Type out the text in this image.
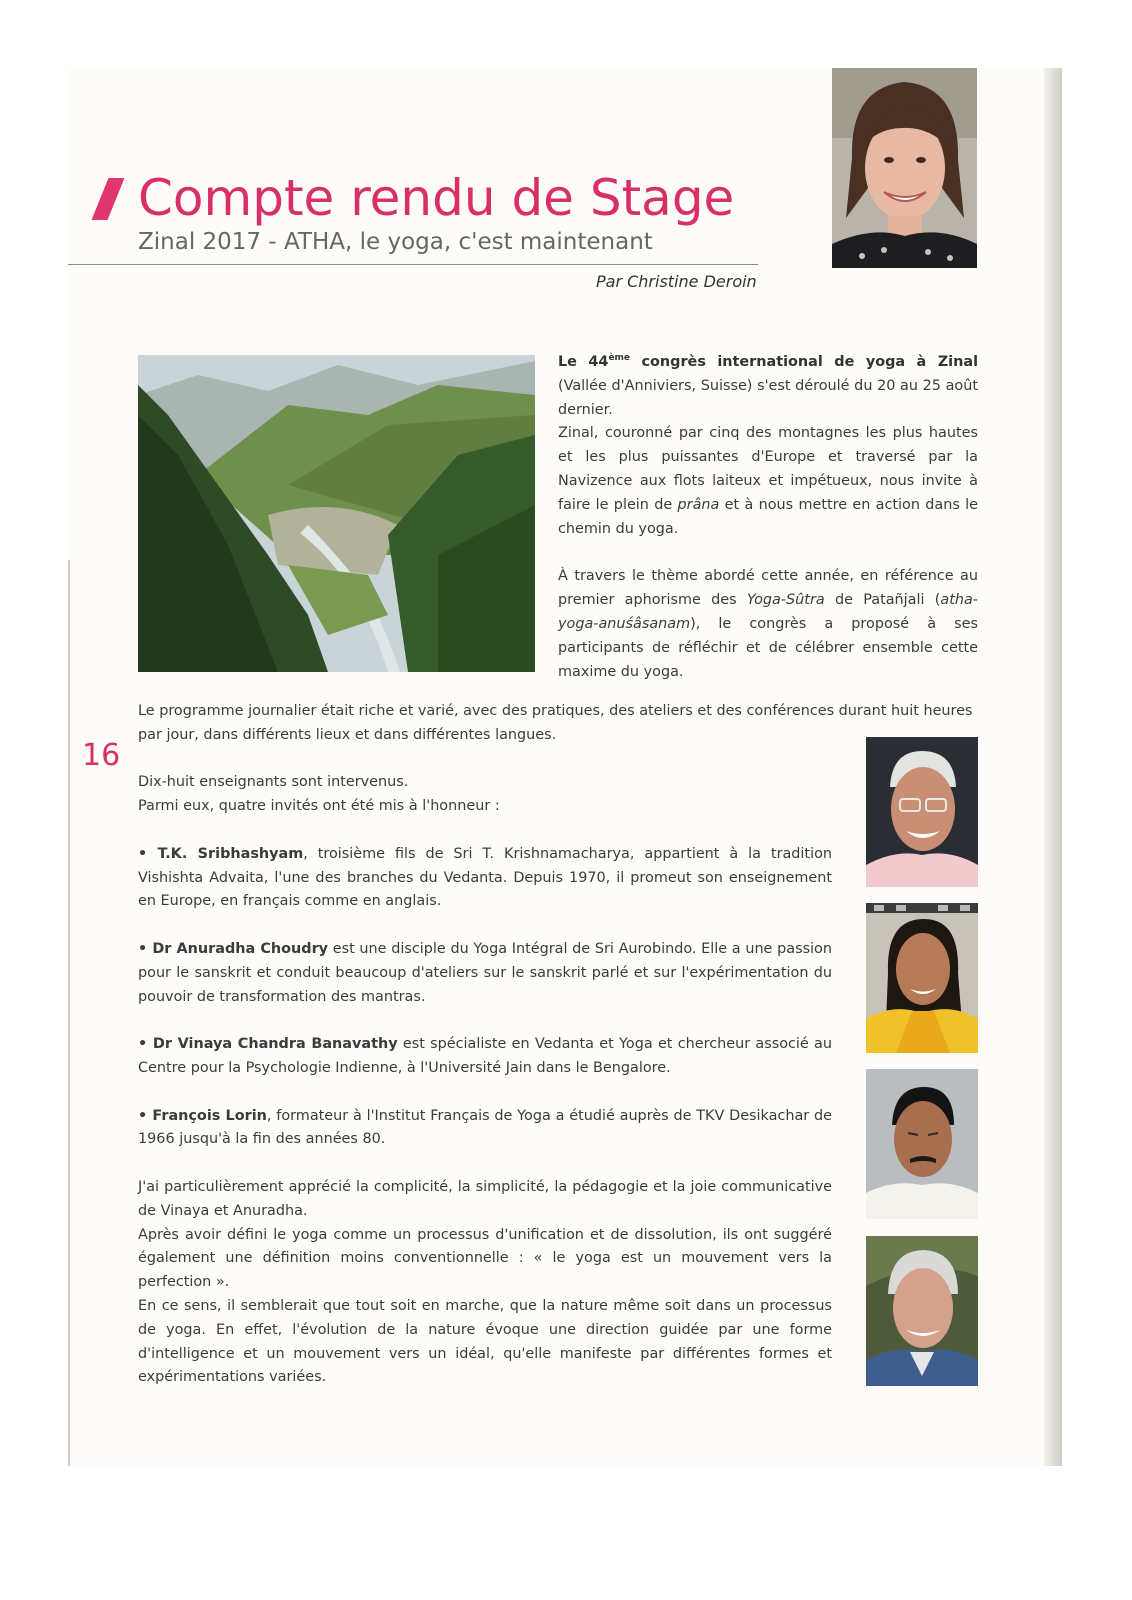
Compte rendu de Stage
Zinal 2017 - ATHA, le yoga, c'est maintenant
Par Christine Deroin
16

Le 44ème congrès international de yoga à Zinal (Vallée d'Anniviers, Suisse) s'est déroulé du 20 au 25 août dernier.
Zinal, couronné par cinq des montagnes les plus hautes et les plus puissantes d'Europe et traversé par la Navizence aux flots laiteux et impétueux, nous invite à faire le plein de prâna et à nous mettre en action dans le chemin du yoga.

À travers le thème abordé cette année, en référence au premier aphorisme des Yoga-Sûtra de Patañjali (atha-yoga-anuśâsanam), le congrès a proposé à ses participants de réfléchir et de célébrer ensemble cette maxime du yoga.

Le programme journalier était riche et varié, avec des pratiques, des ateliers et des conférences durant huit heures par jour, dans différents lieux et dans différentes langues.

Dix-huit enseignants sont intervenus.

Parmi eux, quatre invités ont été mis à l'honneur :

• T.K. Sribhashyam, troisième fils de Sri T. Krishnamacharya, appartient à la tradition Vishishta Advaita, l'une des branches du Vedanta. Depuis 1970, il promeut son enseignement en Europe, en français comme en anglais.

• Dr Anuradha Choudry est une disciple du Yoga Intégral de Sri Aurobindo. Elle a une passion pour le sanskrit et conduit beaucoup d'ateliers sur le sanskrit parlé et sur l'expérimentation du pouvoir de transformation des mantras.

• Dr Vinaya Chandra Banavathy est spécialiste en Vedanta et Yoga et chercheur associé au Centre pour la Psychologie Indienne, à l'Université Jain dans le Bengalore.

• François Lorin, formateur à l'Institut Français de Yoga a étudié auprès de TKV Desikachar de 1966 jusqu'à la fin des années 80.

J'ai particulièrement apprécié la complicité, la simplicité, la pédagogie et la joie communicative de Vinaya et Anuradha.

Après avoir défini le yoga comme un processus d'unification et de dissolution, ils ont suggéré également une définition moins conventionnelle : « le yoga est un mouvement vers la perfection ».

En ce sens, il semblerait que tout soit en marche, que la nature même soit dans un processus de yoga. En effet, l'évolution de la nature évoque une direction guidée par une forme d'intelligence et un mouvement vers un idéal, qu'elle manifeste par différentes formes et expérimentations variées.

> [WRITTEN PROBLEM]:
Copy the records exactly. Skip the pictures.

> [RESULT OF THE EXERCISE]:
Type out the text in this image.
Compte rendu de Stage
Zinal 2017 - ATHA, le yoga, c'est maintenant
Par Christine Deroin
16

Le 44ème congrès international de yoga à Zinal (Vallée d'Anniviers, Suisse) s'est déroulé du 20 au 25 août dernier.
Zinal, couronné par cinq des montagnes les plus hautes et les plus puissantes d'Europe et traversé par la Navizence aux flots laiteux et impétueux, nous invite à faire le plein de prâna et à nous mettre en action dans le chemin du yoga.

À travers le thème abordé cette année, en référence au premier aphorisme des Yoga-Sûtra de Patañjali (atha-yoga-anuśâsanam), le congrès a proposé à ses participants de réfléchir et de célébrer ensemble cette maxime du yoga.

Le programme journalier était riche et varié, avec des pratiques, des ateliers et des conférences durant huit heures par jour, dans différents lieux et dans différentes langues.

Dix-huit enseignants sont intervenus.

Parmi eux, quatre invités ont été mis à l'honneur :

• T.K. Sribhashyam, troisième fils de Sri T. Krishnamacharya, appartient à la tradition Vishishta Advaita, l'une des branches du Vedanta. Depuis 1970, il promeut son enseignement en Europe, en français comme en anglais.

• Dr Anuradha Choudry est une disciple du Yoga Intégral de Sri Aurobindo. Elle a une passion pour le sanskrit et conduit beaucoup d'ateliers sur le sanskrit parlé et sur l'expérimentation du pouvoir de transformation des mantras.

• Dr Vinaya Chandra Banavathy est spécialiste en Vedanta et Yoga et chercheur associé au Centre pour la Psychologie Indienne, à l'Université Jain dans le Bengalore.

• François Lorin, formateur à l'Institut Français de Yoga a étudié auprès de TKV Desikachar de 1966 jusqu'à la fin des années 80.

J'ai particulièrement apprécié la complicité, la simplicité, la pédagogie et la joie communicative de Vinaya et Anuradha.

Après avoir défini le yoga comme un processus d'unification et de dissolution, ils ont suggéré également une définition moins conventionnelle : « le yoga est un mouvement vers la perfection ».

En ce sens, il semblerait que tout soit en marche, que la nature même soit dans un processus de yoga. En effet, l'évolution de la nature évoque une direction guidée par une forme d'intelligence et un mouvement vers un idéal, qu'elle manifeste par différentes formes et expérimentations variées.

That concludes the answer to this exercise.